Stored data
★ ★ ★
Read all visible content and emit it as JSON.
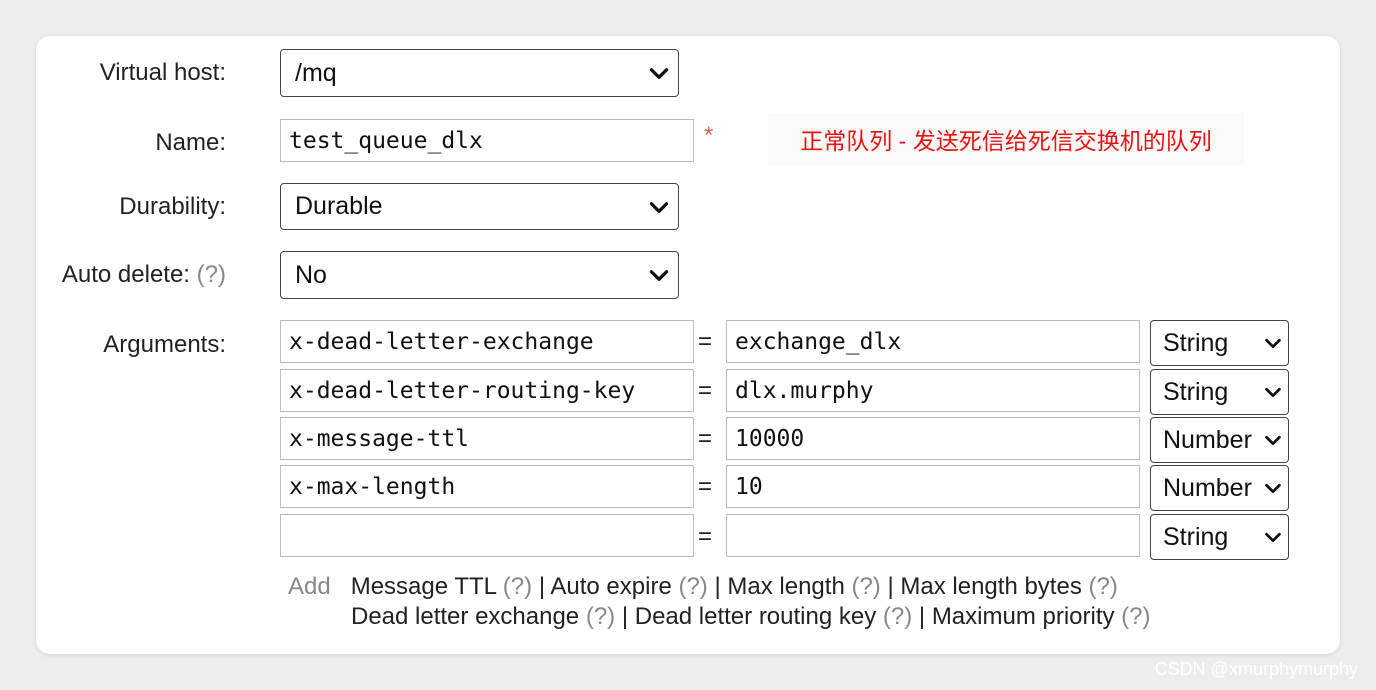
{
  "form": {
    "virtual_host": {
      "label": "Virtual host:",
      "value": "/mq"
    },
    "name": {
      "label": "Name:",
      "value": "test_queue_dlx",
      "required_mark": "*"
    },
    "annotation": "正常队列 - 发送死信给死信交换机的队列",
    "durability": {
      "label": "Durability:",
      "value": "Durable"
    },
    "auto_delete": {
      "label": "Auto delete:",
      "help": "(?)",
      "value": "No"
    },
    "arguments_label": "Arguments:",
    "equals": "=",
    "arguments": [
      {
        "key": "x-dead-letter-exchange",
        "value": "exchange_dlx",
        "type": "String"
      },
      {
        "key": "x-dead-letter-routing-key",
        "value": "dlx.murphy",
        "type": "String"
      },
      {
        "key": "x-message-ttl",
        "value": "10000",
        "type": "Number"
      },
      {
        "key": "x-max-length",
        "value": "10",
        "type": "Number"
      },
      {
        "key": "",
        "value": "",
        "type": "String"
      }
    ],
    "add": {
      "label": "Add",
      "help": "(?)",
      "separator": "|",
      "links": [
        "Message TTL",
        "Auto expire",
        "Max length",
        "Max length bytes",
        "Dead letter exchange",
        "Dead letter routing key",
        "Maximum priority"
      ]
    }
  },
  "watermark": "CSDN @xmurphymurphy"
}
★ ★ ★
### EXERCISE REQUIREMENTS
Find each line holding the word "routing" and copy it.

### TASK RESPONSE
        "key": "x-dead-letter-routing-key",
        "Dead letter routing key",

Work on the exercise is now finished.